* Data to use:

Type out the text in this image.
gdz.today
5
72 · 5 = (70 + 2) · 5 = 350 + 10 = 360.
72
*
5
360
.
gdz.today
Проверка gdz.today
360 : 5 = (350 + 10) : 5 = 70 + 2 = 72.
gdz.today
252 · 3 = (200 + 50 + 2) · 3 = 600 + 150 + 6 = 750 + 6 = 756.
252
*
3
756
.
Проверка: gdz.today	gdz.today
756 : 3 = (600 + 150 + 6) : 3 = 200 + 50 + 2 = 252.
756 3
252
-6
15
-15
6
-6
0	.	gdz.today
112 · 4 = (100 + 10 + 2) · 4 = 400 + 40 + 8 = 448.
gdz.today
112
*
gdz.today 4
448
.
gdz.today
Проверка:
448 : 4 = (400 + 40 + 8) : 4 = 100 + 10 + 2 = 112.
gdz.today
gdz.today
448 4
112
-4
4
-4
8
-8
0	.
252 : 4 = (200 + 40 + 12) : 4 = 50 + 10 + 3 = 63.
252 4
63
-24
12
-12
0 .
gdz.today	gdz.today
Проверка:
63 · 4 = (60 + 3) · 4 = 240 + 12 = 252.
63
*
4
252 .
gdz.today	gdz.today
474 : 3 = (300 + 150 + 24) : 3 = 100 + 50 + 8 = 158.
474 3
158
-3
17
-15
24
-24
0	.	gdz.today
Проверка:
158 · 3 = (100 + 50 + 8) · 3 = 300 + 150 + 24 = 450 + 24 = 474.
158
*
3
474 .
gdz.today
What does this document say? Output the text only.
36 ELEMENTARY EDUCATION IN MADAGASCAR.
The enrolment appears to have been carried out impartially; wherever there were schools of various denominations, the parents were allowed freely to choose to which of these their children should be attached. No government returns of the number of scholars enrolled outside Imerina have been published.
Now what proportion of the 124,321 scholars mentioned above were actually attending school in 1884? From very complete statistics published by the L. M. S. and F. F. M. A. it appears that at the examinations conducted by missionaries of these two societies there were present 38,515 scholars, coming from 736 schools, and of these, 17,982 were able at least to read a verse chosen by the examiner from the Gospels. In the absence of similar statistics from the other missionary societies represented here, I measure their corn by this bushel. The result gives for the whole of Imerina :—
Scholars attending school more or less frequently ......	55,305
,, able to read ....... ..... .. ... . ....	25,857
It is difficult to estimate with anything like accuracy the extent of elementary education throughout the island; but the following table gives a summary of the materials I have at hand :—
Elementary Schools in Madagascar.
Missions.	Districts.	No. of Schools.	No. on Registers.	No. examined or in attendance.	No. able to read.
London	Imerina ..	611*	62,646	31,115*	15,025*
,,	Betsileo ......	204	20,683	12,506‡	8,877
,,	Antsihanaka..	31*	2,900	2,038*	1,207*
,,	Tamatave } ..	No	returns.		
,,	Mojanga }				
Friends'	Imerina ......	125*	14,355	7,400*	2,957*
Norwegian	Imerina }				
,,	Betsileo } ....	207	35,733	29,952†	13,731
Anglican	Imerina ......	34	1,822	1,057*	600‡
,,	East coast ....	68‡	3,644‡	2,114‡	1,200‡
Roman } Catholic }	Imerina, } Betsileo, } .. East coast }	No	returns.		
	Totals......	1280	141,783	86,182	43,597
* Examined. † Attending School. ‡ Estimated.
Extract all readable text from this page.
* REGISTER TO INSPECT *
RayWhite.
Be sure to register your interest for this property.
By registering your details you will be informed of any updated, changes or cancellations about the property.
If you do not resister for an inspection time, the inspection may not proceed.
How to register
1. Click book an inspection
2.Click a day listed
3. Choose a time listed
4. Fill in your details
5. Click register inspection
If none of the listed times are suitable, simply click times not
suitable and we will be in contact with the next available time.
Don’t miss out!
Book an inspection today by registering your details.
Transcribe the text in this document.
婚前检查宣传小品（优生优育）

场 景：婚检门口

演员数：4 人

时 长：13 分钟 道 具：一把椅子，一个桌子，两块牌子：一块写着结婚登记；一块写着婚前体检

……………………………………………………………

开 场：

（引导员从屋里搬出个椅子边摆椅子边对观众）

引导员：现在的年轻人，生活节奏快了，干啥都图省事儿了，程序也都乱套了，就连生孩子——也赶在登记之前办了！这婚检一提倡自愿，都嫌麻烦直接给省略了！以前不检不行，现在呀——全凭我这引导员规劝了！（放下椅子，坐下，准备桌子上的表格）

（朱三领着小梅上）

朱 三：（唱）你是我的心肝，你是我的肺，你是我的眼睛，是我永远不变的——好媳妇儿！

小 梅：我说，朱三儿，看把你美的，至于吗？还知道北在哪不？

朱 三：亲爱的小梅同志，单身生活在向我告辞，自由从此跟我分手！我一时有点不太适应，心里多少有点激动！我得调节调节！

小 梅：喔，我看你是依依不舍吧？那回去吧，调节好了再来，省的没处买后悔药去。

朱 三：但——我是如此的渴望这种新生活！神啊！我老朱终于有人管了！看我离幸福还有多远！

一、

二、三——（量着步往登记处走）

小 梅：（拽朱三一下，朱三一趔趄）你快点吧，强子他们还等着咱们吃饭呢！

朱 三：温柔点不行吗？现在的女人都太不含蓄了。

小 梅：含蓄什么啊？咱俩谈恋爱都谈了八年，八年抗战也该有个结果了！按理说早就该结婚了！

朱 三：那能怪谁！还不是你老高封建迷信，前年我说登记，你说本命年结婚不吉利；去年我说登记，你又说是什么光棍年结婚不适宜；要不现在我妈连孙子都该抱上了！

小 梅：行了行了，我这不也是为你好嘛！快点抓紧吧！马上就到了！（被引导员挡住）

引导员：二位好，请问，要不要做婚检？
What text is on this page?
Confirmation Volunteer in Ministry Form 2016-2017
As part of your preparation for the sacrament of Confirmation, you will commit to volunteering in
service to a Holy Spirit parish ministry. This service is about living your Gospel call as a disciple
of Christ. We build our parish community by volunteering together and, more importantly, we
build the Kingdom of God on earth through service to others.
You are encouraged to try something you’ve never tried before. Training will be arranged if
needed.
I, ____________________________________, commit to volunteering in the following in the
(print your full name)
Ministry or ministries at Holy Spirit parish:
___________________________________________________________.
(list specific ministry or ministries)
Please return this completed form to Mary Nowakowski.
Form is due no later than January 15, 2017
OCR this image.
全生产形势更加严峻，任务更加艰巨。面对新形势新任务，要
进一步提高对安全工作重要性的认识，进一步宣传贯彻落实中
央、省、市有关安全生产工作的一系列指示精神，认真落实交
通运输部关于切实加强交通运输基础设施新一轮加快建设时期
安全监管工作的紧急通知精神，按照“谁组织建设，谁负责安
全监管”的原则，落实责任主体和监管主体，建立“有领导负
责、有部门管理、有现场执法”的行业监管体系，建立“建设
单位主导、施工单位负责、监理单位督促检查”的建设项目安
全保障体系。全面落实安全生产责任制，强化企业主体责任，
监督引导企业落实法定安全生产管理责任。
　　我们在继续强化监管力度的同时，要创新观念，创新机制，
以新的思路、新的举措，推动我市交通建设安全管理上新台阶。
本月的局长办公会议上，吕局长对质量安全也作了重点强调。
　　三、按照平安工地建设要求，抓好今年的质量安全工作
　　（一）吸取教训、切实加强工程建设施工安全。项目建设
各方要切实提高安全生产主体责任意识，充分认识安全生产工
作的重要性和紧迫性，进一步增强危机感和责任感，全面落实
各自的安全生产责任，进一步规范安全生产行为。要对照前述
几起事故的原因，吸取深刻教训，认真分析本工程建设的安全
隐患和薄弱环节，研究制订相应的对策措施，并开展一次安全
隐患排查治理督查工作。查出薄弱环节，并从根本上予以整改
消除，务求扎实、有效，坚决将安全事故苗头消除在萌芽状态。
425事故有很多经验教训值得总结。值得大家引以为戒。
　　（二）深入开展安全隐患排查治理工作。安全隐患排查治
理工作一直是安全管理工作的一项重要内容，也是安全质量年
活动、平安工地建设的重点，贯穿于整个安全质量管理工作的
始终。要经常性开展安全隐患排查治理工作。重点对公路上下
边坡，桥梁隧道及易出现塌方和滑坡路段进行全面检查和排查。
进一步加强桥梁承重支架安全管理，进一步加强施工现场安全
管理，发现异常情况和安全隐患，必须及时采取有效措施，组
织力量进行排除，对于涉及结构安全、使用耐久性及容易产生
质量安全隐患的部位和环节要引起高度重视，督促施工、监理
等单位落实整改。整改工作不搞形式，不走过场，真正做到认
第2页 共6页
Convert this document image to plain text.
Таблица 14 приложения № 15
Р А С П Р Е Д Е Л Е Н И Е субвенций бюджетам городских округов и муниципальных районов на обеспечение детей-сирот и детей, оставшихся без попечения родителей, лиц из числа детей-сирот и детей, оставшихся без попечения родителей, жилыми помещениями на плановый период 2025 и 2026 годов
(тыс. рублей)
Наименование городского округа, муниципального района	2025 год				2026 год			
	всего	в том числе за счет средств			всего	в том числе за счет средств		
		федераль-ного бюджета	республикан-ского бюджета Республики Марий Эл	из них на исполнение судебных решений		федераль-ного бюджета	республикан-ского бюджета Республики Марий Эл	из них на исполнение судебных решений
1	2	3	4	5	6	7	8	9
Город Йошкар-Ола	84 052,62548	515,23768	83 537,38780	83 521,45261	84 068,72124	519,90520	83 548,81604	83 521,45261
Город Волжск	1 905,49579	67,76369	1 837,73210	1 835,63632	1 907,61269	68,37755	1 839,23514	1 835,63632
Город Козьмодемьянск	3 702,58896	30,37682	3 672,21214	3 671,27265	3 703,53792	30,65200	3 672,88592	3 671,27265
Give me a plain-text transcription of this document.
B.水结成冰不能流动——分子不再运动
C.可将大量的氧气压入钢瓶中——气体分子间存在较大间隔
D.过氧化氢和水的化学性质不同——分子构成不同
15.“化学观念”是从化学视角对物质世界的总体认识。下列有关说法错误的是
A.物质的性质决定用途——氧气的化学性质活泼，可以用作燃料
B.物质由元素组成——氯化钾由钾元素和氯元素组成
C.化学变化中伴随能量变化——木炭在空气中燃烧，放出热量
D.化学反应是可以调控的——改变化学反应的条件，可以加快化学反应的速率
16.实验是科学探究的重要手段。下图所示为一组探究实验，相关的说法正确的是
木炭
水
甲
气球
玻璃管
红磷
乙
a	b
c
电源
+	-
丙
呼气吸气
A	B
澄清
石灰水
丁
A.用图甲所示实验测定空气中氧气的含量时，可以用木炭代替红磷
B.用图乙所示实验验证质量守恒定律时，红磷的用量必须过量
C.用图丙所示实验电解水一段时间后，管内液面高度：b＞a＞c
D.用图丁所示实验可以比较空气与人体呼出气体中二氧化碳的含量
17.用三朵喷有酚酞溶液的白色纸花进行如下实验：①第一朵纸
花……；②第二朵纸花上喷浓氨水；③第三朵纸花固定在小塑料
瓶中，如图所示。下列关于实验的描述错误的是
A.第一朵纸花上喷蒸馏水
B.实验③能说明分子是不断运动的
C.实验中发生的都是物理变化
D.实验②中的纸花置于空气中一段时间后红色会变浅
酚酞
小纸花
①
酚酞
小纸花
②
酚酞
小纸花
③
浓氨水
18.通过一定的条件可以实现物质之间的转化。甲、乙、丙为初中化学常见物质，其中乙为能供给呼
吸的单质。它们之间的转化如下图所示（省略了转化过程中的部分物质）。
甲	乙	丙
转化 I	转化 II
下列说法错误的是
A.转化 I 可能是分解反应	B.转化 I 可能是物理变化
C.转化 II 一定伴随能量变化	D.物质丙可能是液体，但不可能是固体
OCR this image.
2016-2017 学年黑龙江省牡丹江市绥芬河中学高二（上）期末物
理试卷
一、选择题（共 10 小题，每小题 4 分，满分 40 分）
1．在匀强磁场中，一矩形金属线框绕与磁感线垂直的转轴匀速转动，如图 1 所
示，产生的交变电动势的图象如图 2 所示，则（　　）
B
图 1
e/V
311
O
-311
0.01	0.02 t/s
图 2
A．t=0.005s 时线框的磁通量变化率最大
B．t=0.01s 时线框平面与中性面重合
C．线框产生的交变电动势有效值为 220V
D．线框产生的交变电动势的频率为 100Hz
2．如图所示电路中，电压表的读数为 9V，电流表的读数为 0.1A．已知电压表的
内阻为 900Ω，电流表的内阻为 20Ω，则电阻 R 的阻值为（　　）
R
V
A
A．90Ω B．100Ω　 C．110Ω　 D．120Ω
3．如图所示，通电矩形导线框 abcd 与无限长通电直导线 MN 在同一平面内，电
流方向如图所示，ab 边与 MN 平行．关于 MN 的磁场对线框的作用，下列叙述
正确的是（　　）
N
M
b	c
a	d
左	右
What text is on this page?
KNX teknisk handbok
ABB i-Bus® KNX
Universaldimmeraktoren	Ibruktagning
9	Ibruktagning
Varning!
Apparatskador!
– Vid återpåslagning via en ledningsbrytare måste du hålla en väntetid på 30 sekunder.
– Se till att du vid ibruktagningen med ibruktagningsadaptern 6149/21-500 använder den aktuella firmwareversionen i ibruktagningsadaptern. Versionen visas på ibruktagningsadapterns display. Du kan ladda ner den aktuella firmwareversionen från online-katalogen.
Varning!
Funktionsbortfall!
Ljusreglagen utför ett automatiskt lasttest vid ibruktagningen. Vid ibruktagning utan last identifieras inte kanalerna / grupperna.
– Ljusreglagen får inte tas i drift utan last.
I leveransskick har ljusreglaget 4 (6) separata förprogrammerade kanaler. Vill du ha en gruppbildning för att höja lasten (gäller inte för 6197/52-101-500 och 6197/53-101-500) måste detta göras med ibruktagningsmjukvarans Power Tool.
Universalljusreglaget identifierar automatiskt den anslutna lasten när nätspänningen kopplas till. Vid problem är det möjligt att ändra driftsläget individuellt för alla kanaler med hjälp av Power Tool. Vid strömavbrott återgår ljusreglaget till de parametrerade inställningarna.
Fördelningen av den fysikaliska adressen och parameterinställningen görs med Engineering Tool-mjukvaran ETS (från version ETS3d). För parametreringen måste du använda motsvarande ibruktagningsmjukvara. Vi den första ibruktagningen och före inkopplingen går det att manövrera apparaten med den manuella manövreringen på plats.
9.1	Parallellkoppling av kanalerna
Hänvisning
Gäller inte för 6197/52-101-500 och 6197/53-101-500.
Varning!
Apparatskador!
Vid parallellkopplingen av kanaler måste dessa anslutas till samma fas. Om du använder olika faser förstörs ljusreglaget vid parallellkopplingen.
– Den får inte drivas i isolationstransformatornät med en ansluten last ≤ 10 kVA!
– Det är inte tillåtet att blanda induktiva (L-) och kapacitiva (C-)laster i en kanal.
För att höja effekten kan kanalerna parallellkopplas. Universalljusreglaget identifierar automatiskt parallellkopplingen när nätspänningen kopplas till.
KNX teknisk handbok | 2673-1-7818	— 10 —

* What is expected:
Work out how many lines of the data hold the string "build". Reply with that number alone.

* Output for this exercise:
2